天気:晴れ(山梨県甲府市・中巨摩郡芦安村・上伊那郡長谷村・高遠町・辰野町、移動中を含む)

  1. SHAKUSHI
    9月 6th, 2010 at 22:52 | #1

    こんにちは!ふうたろうさん。

    千丈でご一緒した伊那大島在住のSです。

    千丈は天気も良く気分爽快に登れましたね!
    頂上までふうたろうさんのこれまでの山の軌跡の話を聞きながら登れてすごいと感動しました!
    自分とあまり年齢変わらないのに山への思いはほんと素晴らしかったです!

    まだまだふうたろうさんのように山慣れはしてないですが家の近くのアルプスで鍛えて少しずつ百名山登頂を目指してがんばって行くことを決意しましたよ。

    これからも、ふうたろうさんの山日記拝見させてもらいますね^^

    また、どこかの山であったらそのときは山話きかせてくださいね!

  2. ふうたろう
    9月 7th, 2010 at 08:37 | #2

    >SHAKUSHIさん
     どうも、その節は…

     仙丈ヶ岳、本当に天気良かったですね。
     ただ、ふうたろう、あの時はけっこう体調的にグロッキーでした。
     軽い高山病か何かになっていたのでしょうかね。

     SHAKUSHIさんも百名山目指しますか。
     車を使えるのならだいぶハードルは低くなりますが、
     それでも、いくつか大変な壁があります。
     楽に登れるけどつまらなく、
     そうでなければ恐ろしくハードなコースになる山もあります。
     だいたいみんな北海道の山が遠いので、
     最後まで残るといわれています。
     たかが100個ですが、
     ガッツリ登ろうと思うと、
     これがかなり多いです(゜Д゜;)
     半年間ほぼ休まず山通いしても、
     まだ今年の登頂数は22個。
     果ては長いですなあ。

     山日記、長いですが、よろしくお願いしますね。
     こういうルートの取り方もあるんだと思っていただければ幸いです♪

  3. SHAKUSHI
    9月 7th, 2010 at 22:29 | #3

    ふうたろうさん、また山登りで南信エリアに来るようなときは連絡してくださいね。
    山話是非またしたいですし!

    百名山は年間20座クリアを目指せたらと思ってます!
    縦走のときはバスや電車をうまく活用しながら少しずつ制覇していきたいですね!
    ふうたろうさんの百名山の制覇クリアの報告&山日記楽しみにしてますね~

    あと、ふうたろうさんの山日記面白すぎ、且つかなり詳しくて為になるので昨夜は深夜まで楽しませてもらいました。
    塩見の山日記も拝見しましたよ。伊那大島駅の近くの割烹料理屋、美富久(読みはみふく)は僕の家から徒歩三分です。高校生の時はバイトしてましたし。
    僕の住んでる町、松川町はごぼとん丼という、ごぼうと豚肉のどんぶりがあり絶品ですよ。美富久の名物が松川町のご当地メニューになったんですよ。
    今度ご馳走させてくださいね!

— 提供エントリー —
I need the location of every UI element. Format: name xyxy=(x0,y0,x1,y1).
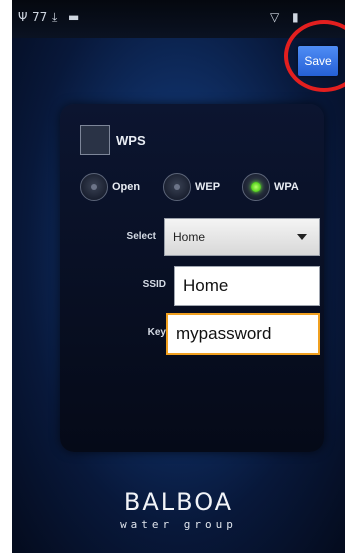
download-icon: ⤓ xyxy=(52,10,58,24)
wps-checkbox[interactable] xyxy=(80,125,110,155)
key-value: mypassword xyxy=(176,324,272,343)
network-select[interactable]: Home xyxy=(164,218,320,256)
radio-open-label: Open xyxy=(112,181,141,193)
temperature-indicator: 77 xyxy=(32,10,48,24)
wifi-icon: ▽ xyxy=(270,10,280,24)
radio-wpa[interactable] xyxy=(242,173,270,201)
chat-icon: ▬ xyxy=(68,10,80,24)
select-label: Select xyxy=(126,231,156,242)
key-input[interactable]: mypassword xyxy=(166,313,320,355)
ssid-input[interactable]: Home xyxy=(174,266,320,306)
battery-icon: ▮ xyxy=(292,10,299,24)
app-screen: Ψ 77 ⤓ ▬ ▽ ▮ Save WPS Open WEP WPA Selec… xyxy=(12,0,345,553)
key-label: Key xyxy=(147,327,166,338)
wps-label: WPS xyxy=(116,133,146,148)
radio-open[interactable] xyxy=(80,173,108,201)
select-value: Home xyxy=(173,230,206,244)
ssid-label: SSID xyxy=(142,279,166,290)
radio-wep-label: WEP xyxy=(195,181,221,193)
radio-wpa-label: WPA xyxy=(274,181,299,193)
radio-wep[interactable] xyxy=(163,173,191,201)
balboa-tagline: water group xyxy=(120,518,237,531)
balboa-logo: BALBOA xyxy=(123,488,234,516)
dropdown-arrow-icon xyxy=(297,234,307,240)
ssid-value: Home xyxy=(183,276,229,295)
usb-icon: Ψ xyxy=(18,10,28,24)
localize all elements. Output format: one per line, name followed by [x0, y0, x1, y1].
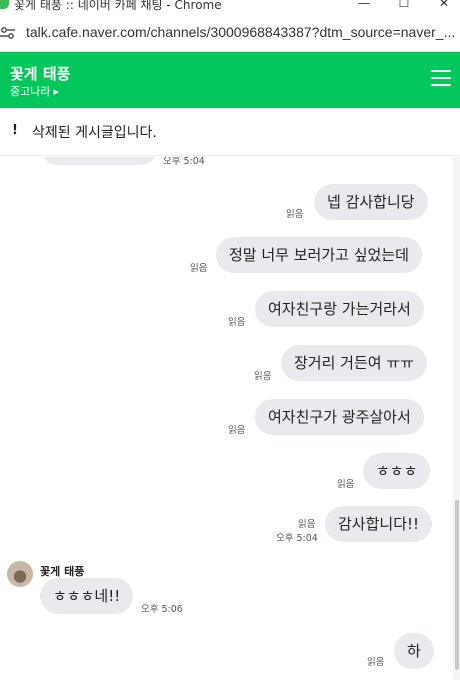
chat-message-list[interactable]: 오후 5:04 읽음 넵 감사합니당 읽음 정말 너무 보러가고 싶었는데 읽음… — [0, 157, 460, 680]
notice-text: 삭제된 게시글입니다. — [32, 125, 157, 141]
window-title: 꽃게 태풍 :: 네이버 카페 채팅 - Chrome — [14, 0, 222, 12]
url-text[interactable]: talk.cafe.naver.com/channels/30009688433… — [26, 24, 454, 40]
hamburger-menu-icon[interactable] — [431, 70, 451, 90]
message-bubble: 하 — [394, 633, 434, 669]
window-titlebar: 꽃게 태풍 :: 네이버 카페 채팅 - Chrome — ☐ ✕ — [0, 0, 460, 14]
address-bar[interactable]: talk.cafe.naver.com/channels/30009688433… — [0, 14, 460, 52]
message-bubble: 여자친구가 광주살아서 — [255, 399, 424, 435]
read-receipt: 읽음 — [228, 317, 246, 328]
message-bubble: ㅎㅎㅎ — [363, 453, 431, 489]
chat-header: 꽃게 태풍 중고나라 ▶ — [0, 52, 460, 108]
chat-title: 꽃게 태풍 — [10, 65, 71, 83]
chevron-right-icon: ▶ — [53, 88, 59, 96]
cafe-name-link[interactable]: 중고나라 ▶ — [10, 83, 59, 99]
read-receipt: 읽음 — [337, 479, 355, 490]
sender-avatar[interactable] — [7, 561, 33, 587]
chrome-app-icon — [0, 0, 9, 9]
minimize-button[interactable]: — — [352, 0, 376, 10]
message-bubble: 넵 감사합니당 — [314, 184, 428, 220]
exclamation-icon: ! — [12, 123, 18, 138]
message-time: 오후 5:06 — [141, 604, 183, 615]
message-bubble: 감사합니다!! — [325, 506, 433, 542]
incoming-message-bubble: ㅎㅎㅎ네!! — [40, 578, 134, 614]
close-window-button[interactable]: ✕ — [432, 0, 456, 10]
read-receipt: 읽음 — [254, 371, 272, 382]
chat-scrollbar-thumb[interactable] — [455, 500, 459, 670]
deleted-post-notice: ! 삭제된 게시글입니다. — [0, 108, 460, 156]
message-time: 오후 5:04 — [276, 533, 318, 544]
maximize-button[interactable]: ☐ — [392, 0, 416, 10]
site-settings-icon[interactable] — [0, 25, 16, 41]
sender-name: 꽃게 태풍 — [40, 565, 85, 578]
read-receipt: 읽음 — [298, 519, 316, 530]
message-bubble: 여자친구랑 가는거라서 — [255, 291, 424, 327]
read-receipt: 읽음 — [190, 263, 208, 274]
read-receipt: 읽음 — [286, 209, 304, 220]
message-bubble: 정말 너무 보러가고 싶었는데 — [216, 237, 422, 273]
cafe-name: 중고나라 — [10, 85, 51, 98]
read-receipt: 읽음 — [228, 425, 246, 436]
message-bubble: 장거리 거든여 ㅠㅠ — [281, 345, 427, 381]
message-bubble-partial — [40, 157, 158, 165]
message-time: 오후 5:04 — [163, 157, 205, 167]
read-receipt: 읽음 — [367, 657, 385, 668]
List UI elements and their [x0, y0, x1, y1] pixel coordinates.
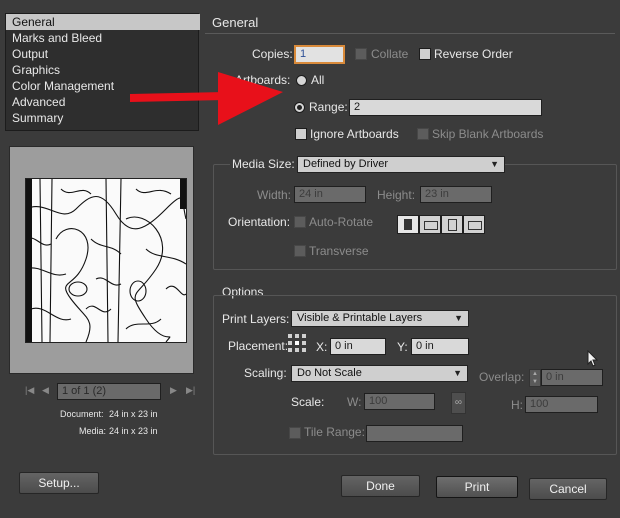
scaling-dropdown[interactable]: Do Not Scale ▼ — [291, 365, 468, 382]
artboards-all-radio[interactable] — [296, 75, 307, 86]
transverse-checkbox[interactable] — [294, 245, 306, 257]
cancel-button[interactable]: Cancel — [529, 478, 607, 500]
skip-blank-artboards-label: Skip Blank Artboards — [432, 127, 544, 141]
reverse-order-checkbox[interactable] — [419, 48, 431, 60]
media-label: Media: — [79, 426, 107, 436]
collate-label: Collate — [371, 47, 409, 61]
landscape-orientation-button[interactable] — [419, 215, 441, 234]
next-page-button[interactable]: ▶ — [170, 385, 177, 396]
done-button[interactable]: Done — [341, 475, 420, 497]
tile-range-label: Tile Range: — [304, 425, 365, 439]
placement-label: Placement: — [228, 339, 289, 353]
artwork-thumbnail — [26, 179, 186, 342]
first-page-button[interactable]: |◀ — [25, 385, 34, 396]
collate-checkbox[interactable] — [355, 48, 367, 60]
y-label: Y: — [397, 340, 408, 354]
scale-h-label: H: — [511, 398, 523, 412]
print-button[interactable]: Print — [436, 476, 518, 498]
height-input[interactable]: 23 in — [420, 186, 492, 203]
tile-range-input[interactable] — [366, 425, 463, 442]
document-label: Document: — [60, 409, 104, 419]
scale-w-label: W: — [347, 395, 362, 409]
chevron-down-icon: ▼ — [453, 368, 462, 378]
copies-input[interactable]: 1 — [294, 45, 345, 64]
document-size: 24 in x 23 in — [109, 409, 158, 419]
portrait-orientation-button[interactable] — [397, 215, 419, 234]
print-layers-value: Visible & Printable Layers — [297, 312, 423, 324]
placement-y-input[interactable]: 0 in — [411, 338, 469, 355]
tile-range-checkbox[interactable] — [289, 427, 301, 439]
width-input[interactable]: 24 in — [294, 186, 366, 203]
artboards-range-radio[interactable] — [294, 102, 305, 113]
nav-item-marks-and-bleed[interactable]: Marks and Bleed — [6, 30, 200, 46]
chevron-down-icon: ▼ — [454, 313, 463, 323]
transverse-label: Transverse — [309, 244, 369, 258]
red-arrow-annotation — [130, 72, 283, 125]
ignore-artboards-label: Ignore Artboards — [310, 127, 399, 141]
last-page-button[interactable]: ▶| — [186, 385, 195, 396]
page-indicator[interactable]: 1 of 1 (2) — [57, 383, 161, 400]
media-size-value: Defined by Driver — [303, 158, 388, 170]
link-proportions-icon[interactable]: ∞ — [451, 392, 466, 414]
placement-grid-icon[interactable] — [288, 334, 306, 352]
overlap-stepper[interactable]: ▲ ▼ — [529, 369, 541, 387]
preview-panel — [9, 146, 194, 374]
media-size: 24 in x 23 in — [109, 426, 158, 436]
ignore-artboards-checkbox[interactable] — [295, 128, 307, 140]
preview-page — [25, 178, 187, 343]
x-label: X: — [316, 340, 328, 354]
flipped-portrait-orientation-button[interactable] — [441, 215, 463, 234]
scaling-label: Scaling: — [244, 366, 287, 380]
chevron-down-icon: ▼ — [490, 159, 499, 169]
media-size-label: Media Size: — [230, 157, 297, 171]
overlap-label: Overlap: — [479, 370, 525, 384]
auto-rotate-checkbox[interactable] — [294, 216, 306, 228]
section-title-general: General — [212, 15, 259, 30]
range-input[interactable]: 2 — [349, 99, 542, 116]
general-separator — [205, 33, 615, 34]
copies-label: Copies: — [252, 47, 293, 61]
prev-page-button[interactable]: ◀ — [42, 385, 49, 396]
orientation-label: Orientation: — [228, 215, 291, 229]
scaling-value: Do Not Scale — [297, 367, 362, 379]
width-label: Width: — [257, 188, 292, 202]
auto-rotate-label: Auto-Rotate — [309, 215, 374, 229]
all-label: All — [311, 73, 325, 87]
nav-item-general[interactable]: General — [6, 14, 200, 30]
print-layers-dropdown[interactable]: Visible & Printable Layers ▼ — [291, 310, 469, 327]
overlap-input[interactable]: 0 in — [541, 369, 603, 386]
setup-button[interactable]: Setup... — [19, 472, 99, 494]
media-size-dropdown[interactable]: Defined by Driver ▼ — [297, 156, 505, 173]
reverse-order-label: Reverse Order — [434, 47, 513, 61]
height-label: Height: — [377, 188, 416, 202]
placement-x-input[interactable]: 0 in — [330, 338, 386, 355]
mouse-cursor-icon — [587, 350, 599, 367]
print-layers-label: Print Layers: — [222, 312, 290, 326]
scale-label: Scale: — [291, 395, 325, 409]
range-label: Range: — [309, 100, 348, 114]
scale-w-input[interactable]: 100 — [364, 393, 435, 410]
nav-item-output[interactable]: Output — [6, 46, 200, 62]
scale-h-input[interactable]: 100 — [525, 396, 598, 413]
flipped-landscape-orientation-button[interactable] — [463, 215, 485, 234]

— 課題 1 —
本文抜粋によると、松川町にあるごぼうと豚肉のどんぶりは何という名前ですか。
— 課題 2 —
エントリーの中の「chat-message-list[interactable]: 오후 5:04」を含む行から書き写し始め、「window-titlebar: 꽃게 태풍」を含む行まで写したら止めてください。両端の行も含め、一字も変えずに引用してください。

— 回答 1 —
ごぼとん丼です。

— 回答 2 —
chat-message-list[interactable]: 오후 5:04 읽음 넵 감사합니당 읽음 정말 너무 보러가고 싶었는데 읽음… — [0, 157, 460, 680]
notice-text: 삭제된 게시글입니다. — [32, 125, 157, 141]
window-title: 꽃게 태풍 :: 네이버 카페 채팅 - Chrome — [14, 0, 222, 12]
url-text[interactable]: talk.cafe.naver.com/channels/30009688433… — [26, 24, 454, 40]
hamburger-menu-icon[interactable] — [431, 70, 451, 90]
message-bubble: 하 — [394, 633, 434, 669]
window-titlebar: 꽃게 태풍 :: 네이버 카페 채팅 - Chrome — ☐ ✕ — [0, 0, 460, 14]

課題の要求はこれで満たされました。